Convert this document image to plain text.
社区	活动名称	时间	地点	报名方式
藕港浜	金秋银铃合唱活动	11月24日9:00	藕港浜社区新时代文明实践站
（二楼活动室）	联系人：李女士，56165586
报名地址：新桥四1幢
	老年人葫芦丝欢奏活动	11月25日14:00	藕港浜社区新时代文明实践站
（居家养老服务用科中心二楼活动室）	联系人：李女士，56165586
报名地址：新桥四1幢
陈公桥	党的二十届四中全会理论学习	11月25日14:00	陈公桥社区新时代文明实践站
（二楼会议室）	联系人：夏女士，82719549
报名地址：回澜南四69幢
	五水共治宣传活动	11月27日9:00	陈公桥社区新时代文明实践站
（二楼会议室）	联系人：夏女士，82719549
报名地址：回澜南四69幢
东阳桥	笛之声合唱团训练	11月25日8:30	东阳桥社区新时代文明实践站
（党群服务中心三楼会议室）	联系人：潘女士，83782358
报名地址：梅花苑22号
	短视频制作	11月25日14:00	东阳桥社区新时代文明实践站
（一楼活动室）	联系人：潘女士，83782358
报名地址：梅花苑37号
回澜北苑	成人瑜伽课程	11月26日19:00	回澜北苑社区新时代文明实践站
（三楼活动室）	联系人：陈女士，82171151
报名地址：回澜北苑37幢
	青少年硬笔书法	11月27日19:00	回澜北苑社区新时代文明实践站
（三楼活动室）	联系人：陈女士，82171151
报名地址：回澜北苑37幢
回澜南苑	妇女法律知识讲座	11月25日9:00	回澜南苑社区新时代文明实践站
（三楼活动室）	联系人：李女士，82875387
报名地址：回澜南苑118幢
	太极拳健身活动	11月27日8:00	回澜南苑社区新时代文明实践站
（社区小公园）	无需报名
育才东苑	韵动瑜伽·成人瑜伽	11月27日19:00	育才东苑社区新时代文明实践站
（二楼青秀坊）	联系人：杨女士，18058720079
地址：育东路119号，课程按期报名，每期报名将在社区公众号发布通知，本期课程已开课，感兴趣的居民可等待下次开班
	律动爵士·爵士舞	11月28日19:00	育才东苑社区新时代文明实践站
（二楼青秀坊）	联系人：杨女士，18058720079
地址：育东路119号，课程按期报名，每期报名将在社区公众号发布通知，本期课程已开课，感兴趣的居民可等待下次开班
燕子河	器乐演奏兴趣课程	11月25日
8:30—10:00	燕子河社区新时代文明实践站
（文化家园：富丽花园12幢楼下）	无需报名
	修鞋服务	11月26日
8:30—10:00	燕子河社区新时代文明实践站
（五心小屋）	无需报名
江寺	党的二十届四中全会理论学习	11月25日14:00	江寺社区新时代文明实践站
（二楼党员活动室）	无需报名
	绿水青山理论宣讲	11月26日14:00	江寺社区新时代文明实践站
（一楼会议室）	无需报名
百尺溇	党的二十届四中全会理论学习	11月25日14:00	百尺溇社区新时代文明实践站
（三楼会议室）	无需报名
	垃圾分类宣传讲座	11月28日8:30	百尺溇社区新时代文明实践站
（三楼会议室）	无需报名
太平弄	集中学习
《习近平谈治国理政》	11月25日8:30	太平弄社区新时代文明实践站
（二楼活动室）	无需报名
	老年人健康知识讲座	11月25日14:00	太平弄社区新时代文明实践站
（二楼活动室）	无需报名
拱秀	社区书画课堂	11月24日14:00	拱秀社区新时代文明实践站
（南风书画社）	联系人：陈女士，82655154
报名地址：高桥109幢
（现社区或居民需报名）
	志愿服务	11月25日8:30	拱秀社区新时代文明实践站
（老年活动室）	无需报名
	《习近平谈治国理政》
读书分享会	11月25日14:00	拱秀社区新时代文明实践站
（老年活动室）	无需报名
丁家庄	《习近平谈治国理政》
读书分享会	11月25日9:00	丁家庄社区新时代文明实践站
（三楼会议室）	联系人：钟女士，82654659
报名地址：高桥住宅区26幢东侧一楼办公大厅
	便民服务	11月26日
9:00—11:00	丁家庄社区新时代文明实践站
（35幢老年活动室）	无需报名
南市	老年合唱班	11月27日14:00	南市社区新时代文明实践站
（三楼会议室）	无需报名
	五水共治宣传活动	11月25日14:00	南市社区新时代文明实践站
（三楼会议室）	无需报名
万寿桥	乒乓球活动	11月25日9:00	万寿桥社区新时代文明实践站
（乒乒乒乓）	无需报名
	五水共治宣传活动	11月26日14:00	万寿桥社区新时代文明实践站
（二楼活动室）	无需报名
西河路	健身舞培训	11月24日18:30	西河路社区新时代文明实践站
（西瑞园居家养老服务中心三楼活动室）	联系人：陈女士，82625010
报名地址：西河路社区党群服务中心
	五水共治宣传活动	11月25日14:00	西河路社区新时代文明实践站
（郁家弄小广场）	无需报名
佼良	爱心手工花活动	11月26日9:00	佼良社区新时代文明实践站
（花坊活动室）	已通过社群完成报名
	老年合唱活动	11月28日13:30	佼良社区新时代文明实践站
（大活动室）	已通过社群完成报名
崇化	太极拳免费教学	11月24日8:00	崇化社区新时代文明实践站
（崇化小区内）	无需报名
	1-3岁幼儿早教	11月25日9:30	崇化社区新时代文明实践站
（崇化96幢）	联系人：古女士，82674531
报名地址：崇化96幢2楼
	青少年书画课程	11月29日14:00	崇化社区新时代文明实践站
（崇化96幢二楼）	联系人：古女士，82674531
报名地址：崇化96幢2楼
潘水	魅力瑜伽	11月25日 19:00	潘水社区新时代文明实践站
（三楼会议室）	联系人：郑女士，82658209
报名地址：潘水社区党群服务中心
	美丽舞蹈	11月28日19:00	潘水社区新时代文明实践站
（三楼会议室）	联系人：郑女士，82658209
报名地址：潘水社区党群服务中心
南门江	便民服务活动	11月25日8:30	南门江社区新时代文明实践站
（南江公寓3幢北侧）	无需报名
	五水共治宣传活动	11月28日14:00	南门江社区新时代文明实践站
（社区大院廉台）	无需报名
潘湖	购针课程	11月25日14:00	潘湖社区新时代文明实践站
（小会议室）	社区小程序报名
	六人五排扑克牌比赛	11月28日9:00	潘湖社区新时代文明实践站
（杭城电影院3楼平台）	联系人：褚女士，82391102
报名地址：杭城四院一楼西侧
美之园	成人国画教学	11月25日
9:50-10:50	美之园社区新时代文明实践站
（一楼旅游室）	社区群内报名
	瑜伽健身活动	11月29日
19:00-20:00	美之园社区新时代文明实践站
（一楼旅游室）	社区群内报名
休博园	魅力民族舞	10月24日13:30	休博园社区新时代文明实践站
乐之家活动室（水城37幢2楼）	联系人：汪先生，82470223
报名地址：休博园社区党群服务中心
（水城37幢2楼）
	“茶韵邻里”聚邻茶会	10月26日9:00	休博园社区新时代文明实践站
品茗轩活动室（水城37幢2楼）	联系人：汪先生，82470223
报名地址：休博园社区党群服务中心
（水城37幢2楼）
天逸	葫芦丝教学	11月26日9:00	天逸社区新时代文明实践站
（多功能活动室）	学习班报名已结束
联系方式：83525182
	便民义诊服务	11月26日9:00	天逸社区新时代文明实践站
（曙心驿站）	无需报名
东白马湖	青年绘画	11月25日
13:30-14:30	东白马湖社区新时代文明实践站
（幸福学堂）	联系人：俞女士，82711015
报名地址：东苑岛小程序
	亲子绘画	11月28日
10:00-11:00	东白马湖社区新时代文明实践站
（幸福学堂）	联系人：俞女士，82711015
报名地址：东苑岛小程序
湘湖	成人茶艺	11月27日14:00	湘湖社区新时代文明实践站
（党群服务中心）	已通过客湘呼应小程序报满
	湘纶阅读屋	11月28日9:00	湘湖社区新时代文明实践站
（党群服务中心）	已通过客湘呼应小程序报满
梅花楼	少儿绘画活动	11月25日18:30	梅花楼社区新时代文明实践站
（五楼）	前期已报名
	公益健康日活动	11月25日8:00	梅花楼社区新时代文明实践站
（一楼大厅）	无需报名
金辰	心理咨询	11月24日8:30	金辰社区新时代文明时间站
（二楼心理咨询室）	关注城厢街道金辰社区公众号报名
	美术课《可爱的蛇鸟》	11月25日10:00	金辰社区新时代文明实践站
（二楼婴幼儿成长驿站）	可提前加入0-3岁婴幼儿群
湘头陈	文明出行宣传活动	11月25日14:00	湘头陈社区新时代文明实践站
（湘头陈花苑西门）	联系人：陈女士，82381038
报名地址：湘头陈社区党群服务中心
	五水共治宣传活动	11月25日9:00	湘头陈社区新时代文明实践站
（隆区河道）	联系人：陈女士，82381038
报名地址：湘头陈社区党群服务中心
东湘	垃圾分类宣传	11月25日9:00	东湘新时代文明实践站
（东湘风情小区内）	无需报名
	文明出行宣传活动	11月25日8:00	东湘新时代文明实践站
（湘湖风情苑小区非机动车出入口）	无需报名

──────────

Pick out the lines containing the string "太平弄社区新时代文明实践站".

《习近平谈治国理政》	11月25日8:30	太平弄社区新时代文明实践站
	老年人健康知识讲座	11月25日14:00	太平弄社区新时代文明实践站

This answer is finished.